◆ **Figure record listings**
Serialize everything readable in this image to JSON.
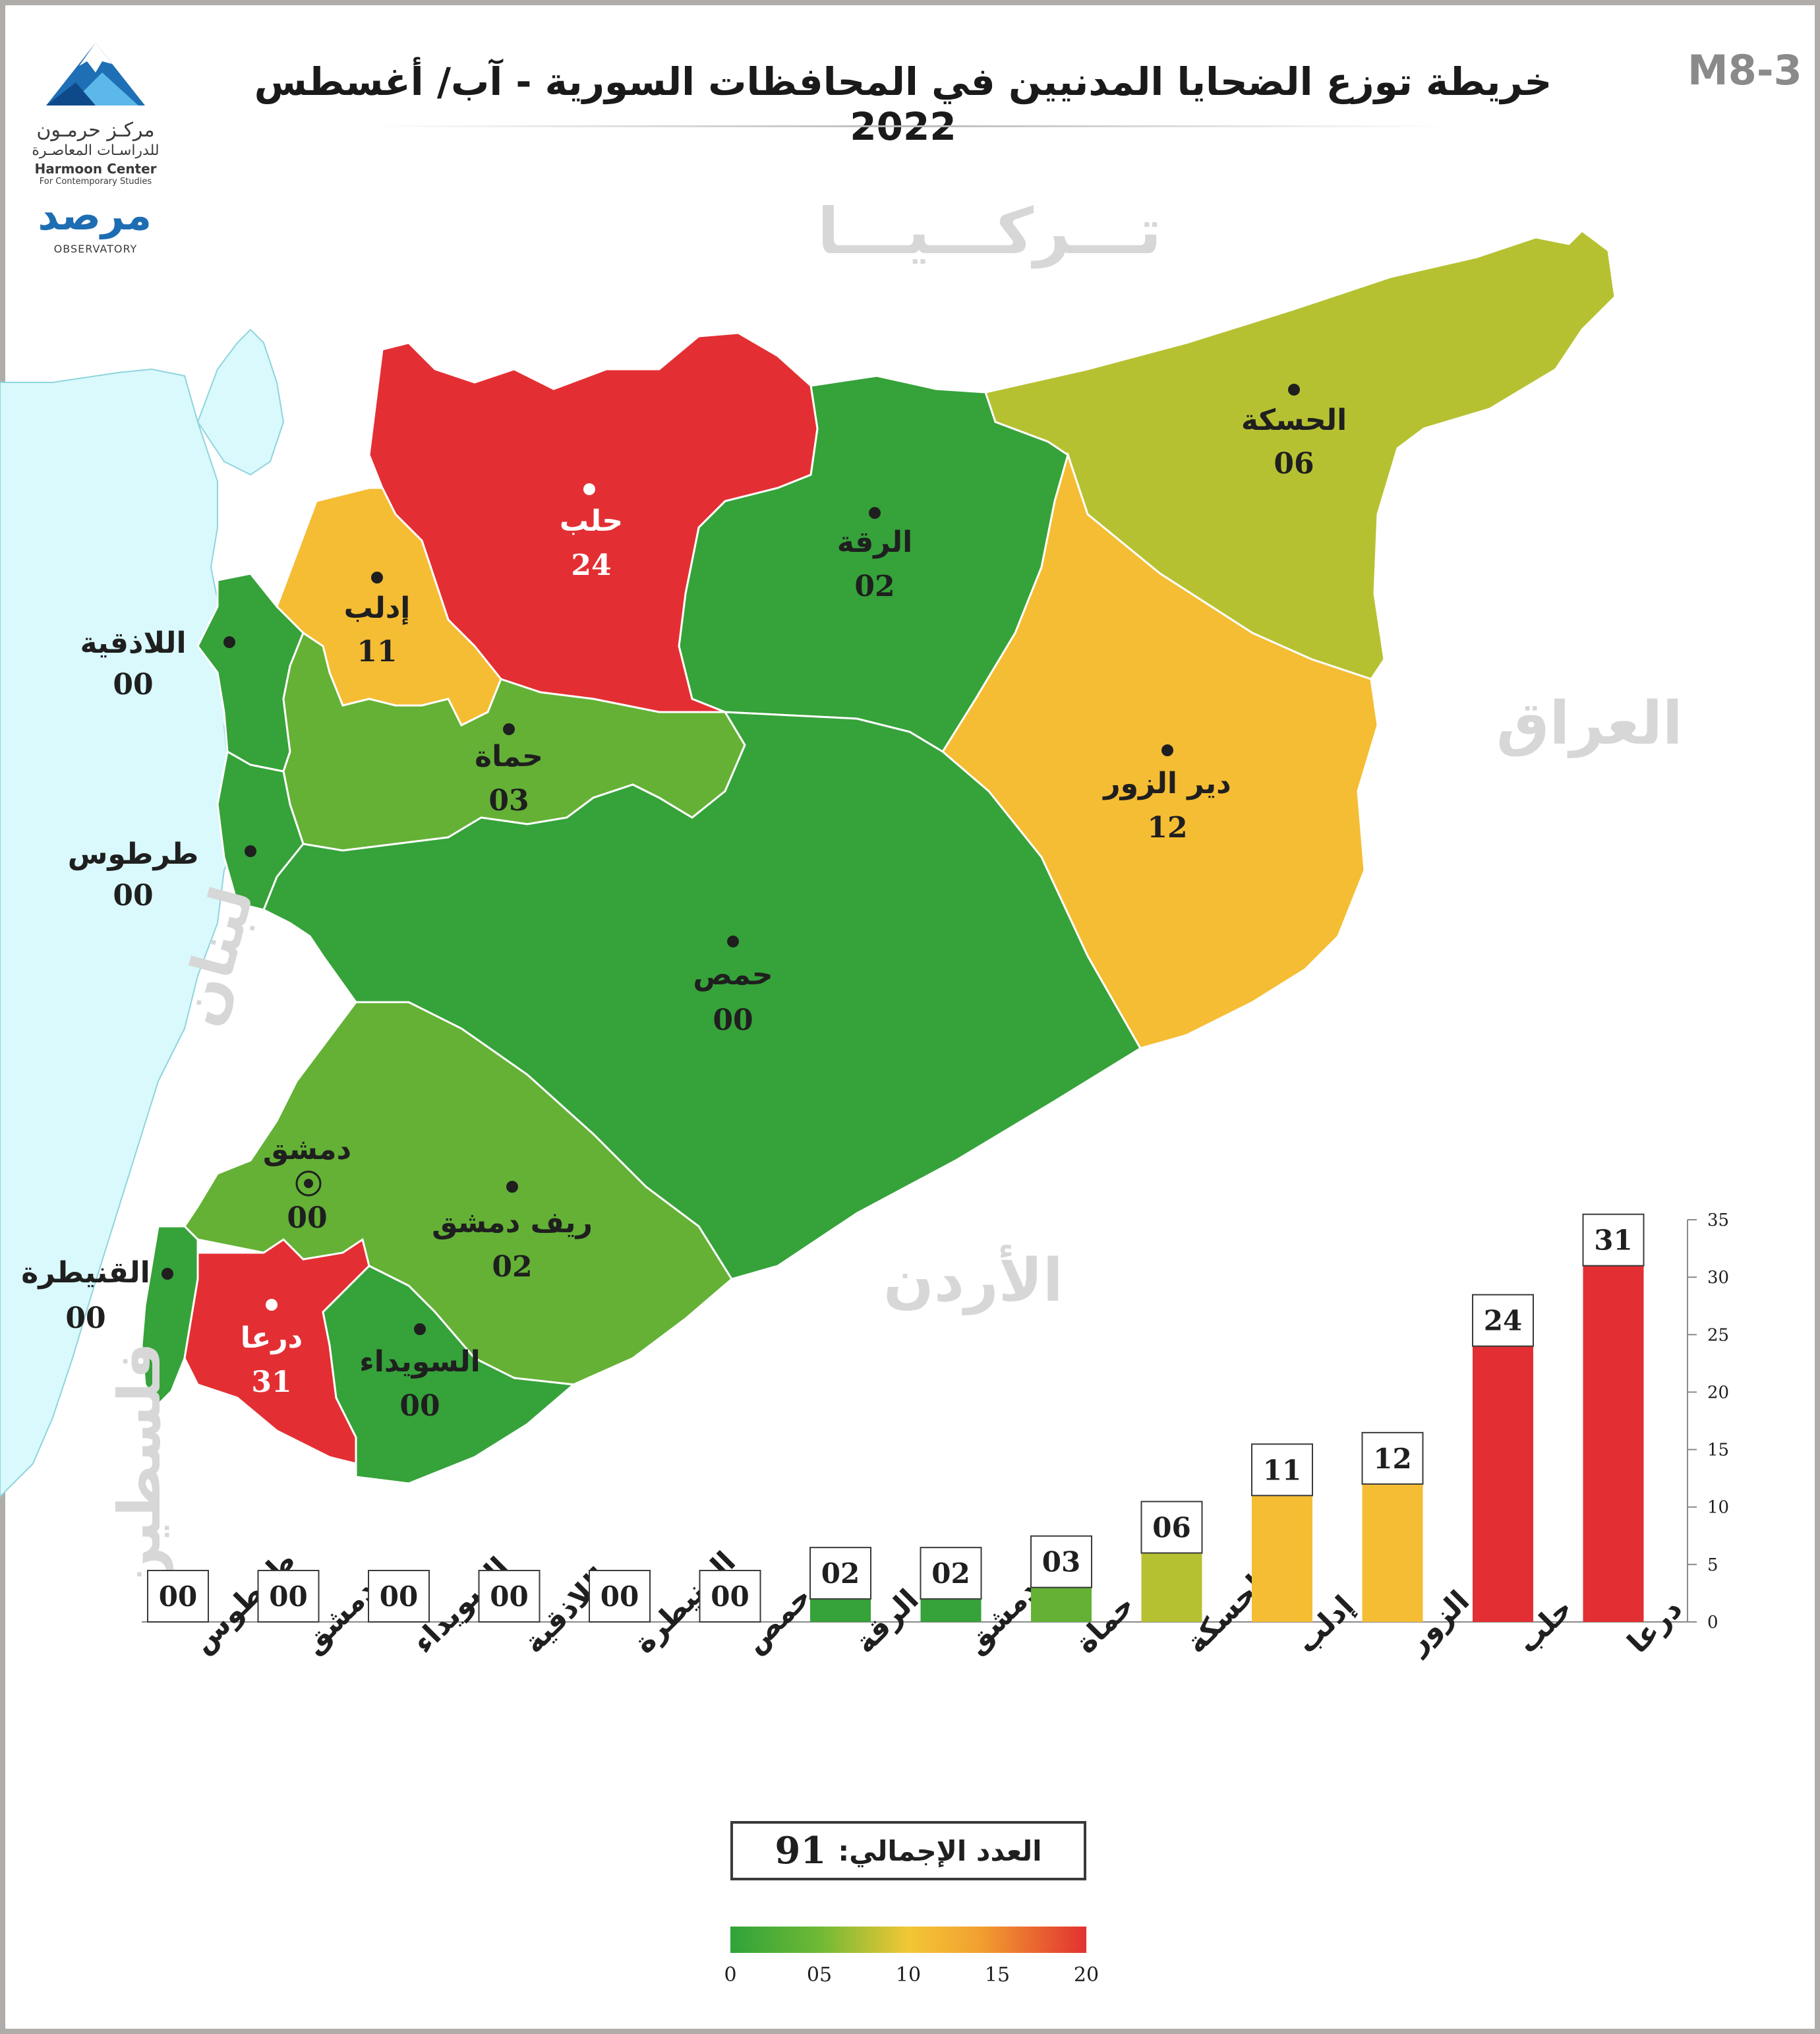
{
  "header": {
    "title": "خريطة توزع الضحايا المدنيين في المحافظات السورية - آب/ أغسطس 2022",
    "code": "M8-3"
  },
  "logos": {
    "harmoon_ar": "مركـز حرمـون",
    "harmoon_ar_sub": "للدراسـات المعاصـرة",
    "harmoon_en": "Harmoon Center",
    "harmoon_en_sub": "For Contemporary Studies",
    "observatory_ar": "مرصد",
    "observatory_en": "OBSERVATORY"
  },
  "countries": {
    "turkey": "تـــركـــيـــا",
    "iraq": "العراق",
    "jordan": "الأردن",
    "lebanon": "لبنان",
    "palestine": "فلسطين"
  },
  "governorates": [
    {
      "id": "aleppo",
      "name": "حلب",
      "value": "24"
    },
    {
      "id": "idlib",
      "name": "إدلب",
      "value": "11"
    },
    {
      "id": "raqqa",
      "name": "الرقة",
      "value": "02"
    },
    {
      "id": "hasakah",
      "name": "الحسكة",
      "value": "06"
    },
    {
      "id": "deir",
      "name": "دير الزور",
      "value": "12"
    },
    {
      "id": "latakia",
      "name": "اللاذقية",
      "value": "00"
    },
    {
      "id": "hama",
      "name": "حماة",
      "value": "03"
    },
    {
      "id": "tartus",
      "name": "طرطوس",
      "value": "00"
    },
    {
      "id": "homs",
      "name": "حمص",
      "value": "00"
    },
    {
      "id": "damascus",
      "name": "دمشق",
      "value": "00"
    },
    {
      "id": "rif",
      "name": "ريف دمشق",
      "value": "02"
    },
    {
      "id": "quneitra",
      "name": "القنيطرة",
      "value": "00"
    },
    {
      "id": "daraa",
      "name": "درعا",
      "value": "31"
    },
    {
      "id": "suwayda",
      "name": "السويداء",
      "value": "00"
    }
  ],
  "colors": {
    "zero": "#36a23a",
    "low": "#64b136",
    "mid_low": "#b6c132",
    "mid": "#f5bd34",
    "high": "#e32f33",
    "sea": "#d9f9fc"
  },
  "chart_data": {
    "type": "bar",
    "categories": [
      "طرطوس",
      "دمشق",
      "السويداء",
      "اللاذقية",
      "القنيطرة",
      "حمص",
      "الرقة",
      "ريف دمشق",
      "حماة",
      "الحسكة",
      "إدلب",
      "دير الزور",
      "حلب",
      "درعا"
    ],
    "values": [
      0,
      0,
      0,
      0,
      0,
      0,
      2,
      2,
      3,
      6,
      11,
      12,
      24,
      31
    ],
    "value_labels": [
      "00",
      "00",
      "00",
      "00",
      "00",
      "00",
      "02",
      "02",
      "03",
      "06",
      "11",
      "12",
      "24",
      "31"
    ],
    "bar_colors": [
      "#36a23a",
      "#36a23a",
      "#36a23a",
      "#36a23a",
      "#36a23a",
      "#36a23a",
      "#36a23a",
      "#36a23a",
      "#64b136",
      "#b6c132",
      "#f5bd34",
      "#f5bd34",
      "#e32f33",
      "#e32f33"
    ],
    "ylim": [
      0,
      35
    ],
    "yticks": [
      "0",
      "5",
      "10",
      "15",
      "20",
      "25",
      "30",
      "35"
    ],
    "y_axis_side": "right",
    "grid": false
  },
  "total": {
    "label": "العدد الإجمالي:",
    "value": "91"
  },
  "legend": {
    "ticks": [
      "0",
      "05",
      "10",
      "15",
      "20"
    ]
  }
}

◆ **EXERCISE INSTRUCTIONS**
Quote all of the entries word for word, omitting any pictures.

◆ **SOLUTION TO THIS EXERCISE**
Serialize everything readable in this image to JSON.
{
  "header": {
    "title": "خريطة توزع الضحايا المدنيين في المحافظات السورية - آب/ أغسطس 2022",
    "code": "M8-3"
  },
  "logos": {
    "harmoon_ar": "مركـز حرمـون",
    "harmoon_ar_sub": "للدراسـات المعاصـرة",
    "harmoon_en": "Harmoon Center",
    "harmoon_en_sub": "For Contemporary Studies",
    "observatory_ar": "مرصد",
    "observatory_en": "OBSERVATORY"
  },
  "countries": {
    "turkey": "تـــركـــيـــا",
    "iraq": "العراق",
    "jordan": "الأردن",
    "lebanon": "لبنان",
    "palestine": "فلسطين"
  },
  "governorates": [
    {
      "id": "aleppo",
      "name": "حلب",
      "value": "24"
    },
    {
      "id": "idlib",
      "name": "إدلب",
      "value": "11"
    },
    {
      "id": "raqqa",
      "name": "الرقة",
      "value": "02"
    },
    {
      "id": "hasakah",
      "name": "الحسكة",
      "value": "06"
    },
    {
      "id": "deir",
      "name": "دير الزور",
      "value": "12"
    },
    {
      "id": "latakia",
      "name": "اللاذقية",
      "value": "00"
    },
    {
      "id": "hama",
      "name": "حماة",
      "value": "03"
    },
    {
      "id": "tartus",
      "name": "طرطوس",
      "value": "00"
    },
    {
      "id": "homs",
      "name": "حمص",
      "value": "00"
    },
    {
      "id": "damascus",
      "name": "دمشق",
      "value": "00"
    },
    {
      "id": "rif",
      "name": "ريف دمشق",
      "value": "02"
    },
    {
      "id": "quneitra",
      "name": "القنيطرة",
      "value": "00"
    },
    {
      "id": "daraa",
      "name": "درعا",
      "value": "31"
    },
    {
      "id": "suwayda",
      "name": "السويداء",
      "value": "00"
    }
  ],
  "colors": {
    "zero": "#36a23a",
    "low": "#64b136",
    "mid_low": "#b6c132",
    "mid": "#f5bd34",
    "high": "#e32f33",
    "sea": "#d9f9fc"
  },
  "chart_data": {
    "type": "bar",
    "categories": [
      "طرطوس",
      "دمشق",
      "السويداء",
      "اللاذقية",
      "القنيطرة",
      "حمص",
      "الرقة",
      "ريف دمشق",
      "حماة",
      "الحسكة",
      "إدلب",
      "دير الزور",
      "حلب",
      "درعا"
    ],
    "values": [
      0,
      0,
      0,
      0,
      0,
      0,
      2,
      2,
      3,
      6,
      11,
      12,
      24,
      31
    ],
    "value_labels": [
      "00",
      "00",
      "00",
      "00",
      "00",
      "00",
      "02",
      "02",
      "03",
      "06",
      "11",
      "12",
      "24",
      "31"
    ],
    "bar_colors": [
      "#36a23a",
      "#36a23a",
      "#36a23a",
      "#36a23a",
      "#36a23a",
      "#36a23a",
      "#36a23a",
      "#36a23a",
      "#64b136",
      "#b6c132",
      "#f5bd34",
      "#f5bd34",
      "#e32f33",
      "#e32f33"
    ],
    "ylim": [
      0,
      35
    ],
    "yticks": [
      "0",
      "5",
      "10",
      "15",
      "20",
      "25",
      "30",
      "35"
    ],
    "y_axis_side": "right",
    "grid": false
  },
  "total": {
    "label": "العدد الإجمالي:",
    "value": "91"
  },
  "legend": {
    "ticks": [
      "0",
      "05",
      "10",
      "15",
      "20"
    ]
  }
}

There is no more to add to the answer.